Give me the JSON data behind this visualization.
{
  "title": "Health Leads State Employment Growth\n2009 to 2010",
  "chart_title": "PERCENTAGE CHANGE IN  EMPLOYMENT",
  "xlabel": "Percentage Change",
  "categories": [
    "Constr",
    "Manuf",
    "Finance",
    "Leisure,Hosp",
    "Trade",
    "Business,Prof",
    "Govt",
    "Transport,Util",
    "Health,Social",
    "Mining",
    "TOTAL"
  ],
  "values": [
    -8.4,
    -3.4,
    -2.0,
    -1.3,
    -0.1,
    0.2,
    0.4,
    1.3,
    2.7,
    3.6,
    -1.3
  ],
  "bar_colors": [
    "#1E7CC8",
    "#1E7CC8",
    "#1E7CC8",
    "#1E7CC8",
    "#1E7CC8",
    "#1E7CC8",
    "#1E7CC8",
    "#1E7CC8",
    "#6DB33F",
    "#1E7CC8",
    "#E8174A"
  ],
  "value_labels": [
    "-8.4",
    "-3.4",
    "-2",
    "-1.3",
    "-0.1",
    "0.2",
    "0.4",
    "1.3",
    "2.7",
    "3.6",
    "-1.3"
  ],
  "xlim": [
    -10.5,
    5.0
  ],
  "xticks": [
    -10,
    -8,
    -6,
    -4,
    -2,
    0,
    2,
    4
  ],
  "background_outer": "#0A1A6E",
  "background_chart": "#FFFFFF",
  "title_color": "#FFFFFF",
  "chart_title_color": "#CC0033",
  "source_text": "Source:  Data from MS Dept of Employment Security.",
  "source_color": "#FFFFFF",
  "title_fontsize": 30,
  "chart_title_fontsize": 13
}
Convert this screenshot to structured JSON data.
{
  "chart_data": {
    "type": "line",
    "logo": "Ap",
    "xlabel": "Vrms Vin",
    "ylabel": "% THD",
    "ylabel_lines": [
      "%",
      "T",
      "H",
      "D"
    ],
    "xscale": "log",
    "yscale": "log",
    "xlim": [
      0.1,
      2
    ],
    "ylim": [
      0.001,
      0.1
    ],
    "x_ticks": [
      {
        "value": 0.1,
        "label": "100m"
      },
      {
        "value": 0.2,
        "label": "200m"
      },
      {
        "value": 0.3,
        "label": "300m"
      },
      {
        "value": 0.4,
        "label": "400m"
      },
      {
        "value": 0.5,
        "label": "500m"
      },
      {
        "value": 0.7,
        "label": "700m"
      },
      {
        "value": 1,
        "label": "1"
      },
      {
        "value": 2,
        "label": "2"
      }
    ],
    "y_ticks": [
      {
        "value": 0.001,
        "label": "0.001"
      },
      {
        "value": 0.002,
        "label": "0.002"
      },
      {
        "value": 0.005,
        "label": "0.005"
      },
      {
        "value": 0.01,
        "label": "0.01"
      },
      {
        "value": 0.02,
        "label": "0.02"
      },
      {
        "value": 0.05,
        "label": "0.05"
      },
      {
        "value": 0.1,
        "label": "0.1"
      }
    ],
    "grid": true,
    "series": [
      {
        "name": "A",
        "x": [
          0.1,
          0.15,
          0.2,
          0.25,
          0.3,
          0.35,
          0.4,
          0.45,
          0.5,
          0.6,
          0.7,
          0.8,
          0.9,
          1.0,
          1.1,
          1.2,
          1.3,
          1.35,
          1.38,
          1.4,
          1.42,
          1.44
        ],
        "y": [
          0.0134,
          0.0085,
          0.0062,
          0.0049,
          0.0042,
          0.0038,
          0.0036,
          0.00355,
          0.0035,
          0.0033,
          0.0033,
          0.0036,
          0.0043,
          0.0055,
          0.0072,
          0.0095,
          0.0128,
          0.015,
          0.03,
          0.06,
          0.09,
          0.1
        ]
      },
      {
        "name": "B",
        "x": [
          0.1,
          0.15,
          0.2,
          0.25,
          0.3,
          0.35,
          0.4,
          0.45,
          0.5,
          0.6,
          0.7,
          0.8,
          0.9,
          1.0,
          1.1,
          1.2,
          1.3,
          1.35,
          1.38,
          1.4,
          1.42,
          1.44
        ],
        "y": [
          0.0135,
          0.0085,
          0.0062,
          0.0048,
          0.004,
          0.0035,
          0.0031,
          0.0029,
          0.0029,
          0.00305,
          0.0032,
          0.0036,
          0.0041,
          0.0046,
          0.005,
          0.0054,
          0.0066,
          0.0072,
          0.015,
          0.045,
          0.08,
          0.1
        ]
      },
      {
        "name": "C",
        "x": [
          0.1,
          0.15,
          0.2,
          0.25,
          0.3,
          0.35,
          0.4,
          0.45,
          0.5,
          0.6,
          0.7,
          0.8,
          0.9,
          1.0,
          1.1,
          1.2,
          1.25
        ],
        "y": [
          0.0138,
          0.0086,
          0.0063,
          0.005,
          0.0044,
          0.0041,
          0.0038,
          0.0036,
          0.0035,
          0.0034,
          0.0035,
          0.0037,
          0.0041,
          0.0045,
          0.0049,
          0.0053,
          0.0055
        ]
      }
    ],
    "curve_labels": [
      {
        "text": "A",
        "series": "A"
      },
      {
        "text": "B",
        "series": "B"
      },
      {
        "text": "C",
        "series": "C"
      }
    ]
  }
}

> Written task
Copy every line of the records above that contains "xlabel".

> Task response
  "xlabel": "Percentage Change",
    "xlabel": "Vrms Vin",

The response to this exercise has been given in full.